## INSTRUCTIONS FOR THE TASK
Repeat the records exactly. Every line must match.

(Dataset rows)

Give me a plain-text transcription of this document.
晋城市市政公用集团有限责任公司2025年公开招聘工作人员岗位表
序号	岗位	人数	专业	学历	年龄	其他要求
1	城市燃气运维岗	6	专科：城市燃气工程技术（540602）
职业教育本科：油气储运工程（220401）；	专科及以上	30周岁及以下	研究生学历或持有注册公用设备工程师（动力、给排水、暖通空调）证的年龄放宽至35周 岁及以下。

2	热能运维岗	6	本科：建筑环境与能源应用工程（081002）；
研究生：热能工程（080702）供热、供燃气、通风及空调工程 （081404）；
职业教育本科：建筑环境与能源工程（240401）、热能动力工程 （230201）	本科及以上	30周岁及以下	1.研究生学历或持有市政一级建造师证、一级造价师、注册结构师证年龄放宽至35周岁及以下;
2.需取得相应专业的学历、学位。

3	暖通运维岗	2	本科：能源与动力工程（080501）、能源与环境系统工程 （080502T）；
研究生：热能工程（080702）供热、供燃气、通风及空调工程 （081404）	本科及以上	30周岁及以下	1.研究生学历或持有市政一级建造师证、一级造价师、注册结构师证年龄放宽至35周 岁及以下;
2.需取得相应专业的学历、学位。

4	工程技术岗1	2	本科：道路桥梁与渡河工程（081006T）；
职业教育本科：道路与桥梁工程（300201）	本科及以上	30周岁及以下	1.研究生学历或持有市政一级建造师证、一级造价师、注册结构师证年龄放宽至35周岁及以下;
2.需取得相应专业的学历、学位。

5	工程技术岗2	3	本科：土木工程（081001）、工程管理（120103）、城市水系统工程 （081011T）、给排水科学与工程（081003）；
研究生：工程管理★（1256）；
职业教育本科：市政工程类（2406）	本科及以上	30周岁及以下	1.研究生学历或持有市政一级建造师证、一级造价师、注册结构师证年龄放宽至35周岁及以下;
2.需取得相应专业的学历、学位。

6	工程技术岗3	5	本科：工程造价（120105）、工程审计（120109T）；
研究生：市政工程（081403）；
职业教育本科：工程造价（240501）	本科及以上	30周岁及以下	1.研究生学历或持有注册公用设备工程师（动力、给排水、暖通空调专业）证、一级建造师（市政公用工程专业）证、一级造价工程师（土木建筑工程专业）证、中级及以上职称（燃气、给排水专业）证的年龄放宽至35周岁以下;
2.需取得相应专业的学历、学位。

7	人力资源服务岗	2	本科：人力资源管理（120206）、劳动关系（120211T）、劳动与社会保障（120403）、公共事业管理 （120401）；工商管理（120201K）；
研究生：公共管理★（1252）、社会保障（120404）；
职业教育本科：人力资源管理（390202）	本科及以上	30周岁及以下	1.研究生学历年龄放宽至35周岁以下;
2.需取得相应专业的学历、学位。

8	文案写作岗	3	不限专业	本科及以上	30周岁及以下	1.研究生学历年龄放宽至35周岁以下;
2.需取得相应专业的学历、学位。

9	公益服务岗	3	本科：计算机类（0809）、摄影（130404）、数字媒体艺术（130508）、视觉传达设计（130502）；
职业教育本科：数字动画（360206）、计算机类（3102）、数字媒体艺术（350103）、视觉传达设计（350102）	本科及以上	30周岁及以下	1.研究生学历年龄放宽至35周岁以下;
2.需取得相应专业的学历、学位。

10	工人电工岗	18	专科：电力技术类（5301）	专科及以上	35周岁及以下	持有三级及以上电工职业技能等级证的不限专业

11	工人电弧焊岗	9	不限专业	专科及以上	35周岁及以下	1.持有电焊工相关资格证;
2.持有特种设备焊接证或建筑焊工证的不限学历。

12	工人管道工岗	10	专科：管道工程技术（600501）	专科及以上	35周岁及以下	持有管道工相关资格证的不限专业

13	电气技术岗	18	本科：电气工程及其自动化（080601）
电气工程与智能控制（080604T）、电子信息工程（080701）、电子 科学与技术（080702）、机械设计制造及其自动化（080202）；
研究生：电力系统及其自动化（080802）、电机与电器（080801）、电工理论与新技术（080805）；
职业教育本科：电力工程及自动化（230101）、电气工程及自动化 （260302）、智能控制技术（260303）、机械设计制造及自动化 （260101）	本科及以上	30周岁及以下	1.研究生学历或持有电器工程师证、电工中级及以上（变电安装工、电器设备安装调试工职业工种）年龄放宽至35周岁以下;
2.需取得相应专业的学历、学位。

## RESPONSE TO THE EXERCISE
Give me a plain-text transcription of this document.
晋城市市政公用集团有限责任公司2025年公开招聘工作人员岗位表
序号	岗位	人数	专业	学历	年龄	其他要求
1	城市燃气运维岗	6	专科：城市燃气工程技术（540602）
职业教育本科：油气储运工程（220401）；	专科及以上	30周岁及以下	研究生学历或持有注册公用设备工程师（动力、给排水、暖通空调）证的年龄放宽至35周 岁及以下。

2	热能运维岗	6	本科：建筑环境与能源应用工程（081002）；
研究生：热能工程（080702）供热、供燃气、通风及空调工程 （081404）；
职业教育本科：建筑环境与能源工程（240401）、热能动力工程 （230201）	本科及以上	30周岁及以下	1.研究生学历或持有市政一级建造师证、一级造价师、注册结构师证年龄放宽至35周岁及以下;
2.需取得相应专业的学历、学位。

3	暖通运维岗	2	本科：能源与动力工程（080501）、能源与环境系统工程 （080502T）；
研究生：热能工程（080702）供热、供燃气、通风及空调工程 （081404）	本科及以上	30周岁及以下	1.研究生学历或持有市政一级建造师证、一级造价师、注册结构师证年龄放宽至35周 岁及以下;
2.需取得相应专业的学历、学位。

4	工程技术岗1	2	本科：道路桥梁与渡河工程（081006T）；
职业教育本科：道路与桥梁工程（300201）	本科及以上	30周岁及以下	1.研究生学历或持有市政一级建造师证、一级造价师、注册结构师证年龄放宽至35周岁及以下;
2.需取得相应专业的学历、学位。

5	工程技术岗2	3	本科：土木工程（081001）、工程管理（120103）、城市水系统工程 （081011T）、给排水科学与工程（081003）；
研究生：工程管理★（1256）；
职业教育本科：市政工程类（2406）	本科及以上	30周岁及以下	1.研究生学历或持有市政一级建造师证、一级造价师、注册结构师证年龄放宽至35周岁及以下;
2.需取得相应专业的学历、学位。

6	工程技术岗3	5	本科：工程造价（120105）、工程审计（120109T）；
研究生：市政工程（081403）；
职业教育本科：工程造价（240501）	本科及以上	30周岁及以下	1.研究生学历或持有注册公用设备工程师（动力、给排水、暖通空调专业）证、一级建造师（市政公用工程专业）证、一级造价工程师（土木建筑工程专业）证、中级及以上职称（燃气、给排水专业）证的年龄放宽至35周岁以下;
2.需取得相应专业的学历、学位。

7	人力资源服务岗	2	本科：人力资源管理（120206）、劳动关系（120211T）、劳动与社会保障（120403）、公共事业管理 （120401）；工商管理（120201K）；
研究生：公共管理★（1252）、社会保障（120404）；
职业教育本科：人力资源管理（390202）	本科及以上	30周岁及以下	1.研究生学历年龄放宽至35周岁以下;
2.需取得相应专业的学历、学位。

8	文案写作岗	3	不限专业	本科及以上	30周岁及以下	1.研究生学历年龄放宽至35周岁以下;
2.需取得相应专业的学历、学位。

9	公益服务岗	3	本科：计算机类（0809）、摄影（130404）、数字媒体艺术（130508）、视觉传达设计（130502）；
职业教育本科：数字动画（360206）、计算机类（3102）、数字媒体艺术（350103）、视觉传达设计（350102）	本科及以上	30周岁及以下	1.研究生学历年龄放宽至35周岁以下;
2.需取得相应专业的学历、学位。

10	工人电工岗	18	专科：电力技术类（5301）	专科及以上	35周岁及以下	持有三级及以上电工职业技能等级证的不限专业

11	工人电弧焊岗	9	不限专业	专科及以上	35周岁及以下	1.持有电焊工相关资格证;
2.持有特种设备焊接证或建筑焊工证的不限学历。

12	工人管道工岗	10	专科：管道工程技术（600501）	专科及以上	35周岁及以下	持有管道工相关资格证的不限专业

13	电气技术岗	18	本科：电气工程及其自动化（080601）
电气工程与智能控制（080604T）、电子信息工程（080701）、电子 科学与技术（080702）、机械设计制造及其自动化（080202）；
研究生：电力系统及其自动化（080802）、电机与电器（080801）、电工理论与新技术（080805）；
职业教育本科：电力工程及自动化（230101）、电气工程及自动化 （260302）、智能控制技术（260303）、机械设计制造及自动化 （260101）	本科及以上	30周岁及以下	1.研究生学历或持有电器工程师证、电工中级及以上（变电安装工、电器设备安装调试工职业工种）年龄放宽至35周岁以下;
2.需取得相应专业的学历、学位。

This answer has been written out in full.